--- BEGIN Supplied entries ---
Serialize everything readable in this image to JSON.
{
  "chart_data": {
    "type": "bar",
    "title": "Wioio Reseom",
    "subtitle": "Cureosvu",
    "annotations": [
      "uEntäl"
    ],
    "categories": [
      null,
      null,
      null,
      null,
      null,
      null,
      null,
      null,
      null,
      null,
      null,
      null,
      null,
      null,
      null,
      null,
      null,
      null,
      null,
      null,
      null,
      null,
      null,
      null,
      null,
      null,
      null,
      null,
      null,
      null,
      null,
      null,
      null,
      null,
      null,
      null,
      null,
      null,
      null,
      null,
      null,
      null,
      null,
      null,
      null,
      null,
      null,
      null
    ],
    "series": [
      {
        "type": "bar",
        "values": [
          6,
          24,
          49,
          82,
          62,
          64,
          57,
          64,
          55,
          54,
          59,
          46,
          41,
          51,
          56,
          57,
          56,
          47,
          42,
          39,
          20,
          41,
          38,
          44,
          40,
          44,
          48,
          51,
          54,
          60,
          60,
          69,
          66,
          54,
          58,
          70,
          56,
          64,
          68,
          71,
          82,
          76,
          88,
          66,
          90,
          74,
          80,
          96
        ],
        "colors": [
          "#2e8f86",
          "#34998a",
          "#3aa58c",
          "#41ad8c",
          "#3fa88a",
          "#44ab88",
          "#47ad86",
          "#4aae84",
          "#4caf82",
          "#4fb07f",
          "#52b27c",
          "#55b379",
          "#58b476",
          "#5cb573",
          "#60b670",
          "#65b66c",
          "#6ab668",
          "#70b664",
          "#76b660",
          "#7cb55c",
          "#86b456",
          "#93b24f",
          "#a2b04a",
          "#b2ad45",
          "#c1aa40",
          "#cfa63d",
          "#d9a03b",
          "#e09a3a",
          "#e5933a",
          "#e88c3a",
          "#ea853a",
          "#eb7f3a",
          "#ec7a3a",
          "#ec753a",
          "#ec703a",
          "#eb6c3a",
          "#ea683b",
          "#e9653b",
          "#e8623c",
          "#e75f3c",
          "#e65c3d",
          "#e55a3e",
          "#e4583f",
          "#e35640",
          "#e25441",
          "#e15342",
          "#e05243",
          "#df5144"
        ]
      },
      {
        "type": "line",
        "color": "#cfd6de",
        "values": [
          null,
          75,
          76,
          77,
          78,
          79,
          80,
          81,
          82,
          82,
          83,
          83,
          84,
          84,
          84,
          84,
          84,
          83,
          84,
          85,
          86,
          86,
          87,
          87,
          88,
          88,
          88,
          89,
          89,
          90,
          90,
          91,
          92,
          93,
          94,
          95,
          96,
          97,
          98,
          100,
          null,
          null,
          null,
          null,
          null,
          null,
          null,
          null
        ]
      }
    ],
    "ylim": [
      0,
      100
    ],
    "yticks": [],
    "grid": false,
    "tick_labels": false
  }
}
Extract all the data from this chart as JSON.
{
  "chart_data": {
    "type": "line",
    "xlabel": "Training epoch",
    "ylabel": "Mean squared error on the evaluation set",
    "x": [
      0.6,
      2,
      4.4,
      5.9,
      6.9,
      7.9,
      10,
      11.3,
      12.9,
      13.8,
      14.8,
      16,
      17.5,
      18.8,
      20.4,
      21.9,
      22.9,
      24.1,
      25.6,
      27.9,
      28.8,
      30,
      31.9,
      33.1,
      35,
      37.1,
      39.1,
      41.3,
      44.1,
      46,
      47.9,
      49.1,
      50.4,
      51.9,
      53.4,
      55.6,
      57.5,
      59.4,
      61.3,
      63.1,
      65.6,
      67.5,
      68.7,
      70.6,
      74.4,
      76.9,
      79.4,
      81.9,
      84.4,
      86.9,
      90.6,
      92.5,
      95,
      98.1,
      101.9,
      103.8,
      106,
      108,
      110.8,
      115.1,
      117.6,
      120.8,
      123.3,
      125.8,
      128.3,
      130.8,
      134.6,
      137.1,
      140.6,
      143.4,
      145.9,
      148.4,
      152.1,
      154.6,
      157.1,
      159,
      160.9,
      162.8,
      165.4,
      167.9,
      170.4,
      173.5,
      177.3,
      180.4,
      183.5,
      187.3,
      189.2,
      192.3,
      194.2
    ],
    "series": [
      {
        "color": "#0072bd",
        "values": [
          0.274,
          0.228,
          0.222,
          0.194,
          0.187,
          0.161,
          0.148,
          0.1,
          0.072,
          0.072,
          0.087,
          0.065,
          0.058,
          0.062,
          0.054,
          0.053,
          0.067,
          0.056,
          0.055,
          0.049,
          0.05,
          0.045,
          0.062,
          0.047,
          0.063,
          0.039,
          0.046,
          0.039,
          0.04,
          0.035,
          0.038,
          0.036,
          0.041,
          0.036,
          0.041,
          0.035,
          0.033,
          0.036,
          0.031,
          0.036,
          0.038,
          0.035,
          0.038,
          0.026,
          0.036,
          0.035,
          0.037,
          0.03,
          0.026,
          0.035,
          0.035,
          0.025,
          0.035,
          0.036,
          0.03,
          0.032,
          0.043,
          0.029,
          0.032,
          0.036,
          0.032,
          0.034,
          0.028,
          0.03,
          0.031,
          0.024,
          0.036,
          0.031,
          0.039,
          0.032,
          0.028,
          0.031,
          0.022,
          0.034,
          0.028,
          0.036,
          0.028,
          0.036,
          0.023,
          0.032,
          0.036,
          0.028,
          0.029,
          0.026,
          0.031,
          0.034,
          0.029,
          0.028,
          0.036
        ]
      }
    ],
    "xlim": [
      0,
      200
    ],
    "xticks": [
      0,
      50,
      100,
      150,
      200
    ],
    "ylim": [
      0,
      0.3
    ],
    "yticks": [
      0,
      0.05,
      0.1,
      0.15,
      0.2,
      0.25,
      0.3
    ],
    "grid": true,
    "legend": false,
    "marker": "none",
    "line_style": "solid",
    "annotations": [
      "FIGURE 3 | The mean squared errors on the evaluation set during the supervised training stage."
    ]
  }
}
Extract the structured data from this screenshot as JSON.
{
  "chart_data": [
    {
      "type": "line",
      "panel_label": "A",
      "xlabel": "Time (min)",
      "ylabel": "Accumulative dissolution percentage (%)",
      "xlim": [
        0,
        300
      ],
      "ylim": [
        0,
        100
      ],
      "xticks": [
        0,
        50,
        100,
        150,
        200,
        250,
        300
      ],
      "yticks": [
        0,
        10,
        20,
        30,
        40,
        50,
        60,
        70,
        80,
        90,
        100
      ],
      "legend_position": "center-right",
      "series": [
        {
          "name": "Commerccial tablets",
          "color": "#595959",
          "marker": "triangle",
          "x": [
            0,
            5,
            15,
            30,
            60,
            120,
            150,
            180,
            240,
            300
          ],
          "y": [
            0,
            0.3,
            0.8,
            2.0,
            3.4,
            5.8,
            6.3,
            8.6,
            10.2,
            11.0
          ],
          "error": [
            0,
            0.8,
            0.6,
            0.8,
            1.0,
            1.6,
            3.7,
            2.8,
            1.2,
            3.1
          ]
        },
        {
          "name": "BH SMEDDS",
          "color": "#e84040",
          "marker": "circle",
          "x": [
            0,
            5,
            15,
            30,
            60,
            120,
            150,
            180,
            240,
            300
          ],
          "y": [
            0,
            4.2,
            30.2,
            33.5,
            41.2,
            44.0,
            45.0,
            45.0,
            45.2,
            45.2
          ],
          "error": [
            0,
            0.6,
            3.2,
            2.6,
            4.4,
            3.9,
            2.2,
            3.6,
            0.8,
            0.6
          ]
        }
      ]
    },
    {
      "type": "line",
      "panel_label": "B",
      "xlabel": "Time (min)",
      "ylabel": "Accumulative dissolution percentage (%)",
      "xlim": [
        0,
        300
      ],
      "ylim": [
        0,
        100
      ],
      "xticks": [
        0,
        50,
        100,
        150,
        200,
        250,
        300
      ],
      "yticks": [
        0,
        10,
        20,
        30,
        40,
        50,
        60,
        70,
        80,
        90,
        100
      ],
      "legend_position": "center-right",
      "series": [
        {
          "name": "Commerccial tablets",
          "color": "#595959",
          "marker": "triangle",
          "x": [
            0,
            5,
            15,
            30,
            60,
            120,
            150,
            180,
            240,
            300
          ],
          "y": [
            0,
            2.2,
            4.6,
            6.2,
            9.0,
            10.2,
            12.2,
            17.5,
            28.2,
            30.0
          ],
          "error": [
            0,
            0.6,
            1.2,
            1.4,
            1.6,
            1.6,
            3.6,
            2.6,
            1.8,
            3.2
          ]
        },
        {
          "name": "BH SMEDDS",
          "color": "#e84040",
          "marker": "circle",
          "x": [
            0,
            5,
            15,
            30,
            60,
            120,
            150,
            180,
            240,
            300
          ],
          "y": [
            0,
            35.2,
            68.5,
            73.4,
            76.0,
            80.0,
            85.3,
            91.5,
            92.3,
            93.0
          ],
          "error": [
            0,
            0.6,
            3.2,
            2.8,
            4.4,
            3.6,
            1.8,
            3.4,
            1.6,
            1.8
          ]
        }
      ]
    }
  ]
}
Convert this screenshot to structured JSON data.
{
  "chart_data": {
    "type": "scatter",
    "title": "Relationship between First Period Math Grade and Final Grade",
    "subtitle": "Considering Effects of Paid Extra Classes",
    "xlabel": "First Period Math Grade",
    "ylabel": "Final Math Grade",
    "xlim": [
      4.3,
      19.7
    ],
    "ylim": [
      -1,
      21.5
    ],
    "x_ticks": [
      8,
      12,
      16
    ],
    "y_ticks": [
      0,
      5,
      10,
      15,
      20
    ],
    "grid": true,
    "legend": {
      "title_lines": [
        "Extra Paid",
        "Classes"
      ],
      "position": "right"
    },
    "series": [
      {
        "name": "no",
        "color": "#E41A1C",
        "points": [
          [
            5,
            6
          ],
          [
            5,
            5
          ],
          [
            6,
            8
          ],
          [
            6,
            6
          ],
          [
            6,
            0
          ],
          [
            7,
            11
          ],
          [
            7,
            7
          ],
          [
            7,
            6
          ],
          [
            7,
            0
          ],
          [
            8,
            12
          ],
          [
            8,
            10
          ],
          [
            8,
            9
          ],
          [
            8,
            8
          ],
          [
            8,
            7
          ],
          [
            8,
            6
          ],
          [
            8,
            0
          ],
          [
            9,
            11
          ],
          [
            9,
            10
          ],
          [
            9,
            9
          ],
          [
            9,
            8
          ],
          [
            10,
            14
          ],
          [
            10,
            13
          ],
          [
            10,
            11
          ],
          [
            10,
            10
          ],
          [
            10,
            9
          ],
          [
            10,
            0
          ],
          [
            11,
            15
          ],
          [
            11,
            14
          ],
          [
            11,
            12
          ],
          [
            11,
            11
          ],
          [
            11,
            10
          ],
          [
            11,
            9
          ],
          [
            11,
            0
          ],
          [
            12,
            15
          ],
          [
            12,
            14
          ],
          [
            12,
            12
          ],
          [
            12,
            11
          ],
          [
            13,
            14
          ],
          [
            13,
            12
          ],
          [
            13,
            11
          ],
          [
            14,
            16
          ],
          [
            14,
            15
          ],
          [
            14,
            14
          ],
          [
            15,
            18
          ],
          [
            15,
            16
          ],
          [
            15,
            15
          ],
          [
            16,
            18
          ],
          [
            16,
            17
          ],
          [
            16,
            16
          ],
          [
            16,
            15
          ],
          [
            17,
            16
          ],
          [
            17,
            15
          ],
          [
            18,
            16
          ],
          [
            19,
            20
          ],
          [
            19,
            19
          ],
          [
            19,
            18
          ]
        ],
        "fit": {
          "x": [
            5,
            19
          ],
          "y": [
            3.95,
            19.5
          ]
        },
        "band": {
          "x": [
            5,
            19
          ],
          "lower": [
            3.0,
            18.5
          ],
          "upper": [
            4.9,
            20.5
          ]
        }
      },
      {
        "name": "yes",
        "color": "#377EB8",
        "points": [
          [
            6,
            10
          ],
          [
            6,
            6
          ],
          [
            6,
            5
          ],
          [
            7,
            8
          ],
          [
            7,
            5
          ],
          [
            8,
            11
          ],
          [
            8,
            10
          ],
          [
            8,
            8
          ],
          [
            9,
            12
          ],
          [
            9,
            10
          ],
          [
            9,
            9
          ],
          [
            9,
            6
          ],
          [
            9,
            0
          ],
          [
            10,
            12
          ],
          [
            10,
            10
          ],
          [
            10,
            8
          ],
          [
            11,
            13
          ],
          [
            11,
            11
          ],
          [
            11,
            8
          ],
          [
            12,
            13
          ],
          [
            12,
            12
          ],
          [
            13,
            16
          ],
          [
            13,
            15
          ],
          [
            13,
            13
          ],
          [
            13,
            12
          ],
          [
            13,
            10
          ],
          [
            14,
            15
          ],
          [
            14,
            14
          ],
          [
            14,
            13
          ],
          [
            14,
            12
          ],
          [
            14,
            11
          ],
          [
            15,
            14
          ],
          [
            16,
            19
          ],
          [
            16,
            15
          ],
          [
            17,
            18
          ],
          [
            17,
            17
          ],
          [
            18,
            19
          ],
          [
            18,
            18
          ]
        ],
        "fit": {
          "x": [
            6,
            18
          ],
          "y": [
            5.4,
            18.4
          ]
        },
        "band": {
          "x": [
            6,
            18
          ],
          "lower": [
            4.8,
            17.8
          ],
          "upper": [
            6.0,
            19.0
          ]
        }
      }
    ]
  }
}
--- END Supplied entries ---
> [Task directions]
Give the number of lines in the material above that have the word "this" in them, and nothing more.

> [Exercise answer]
4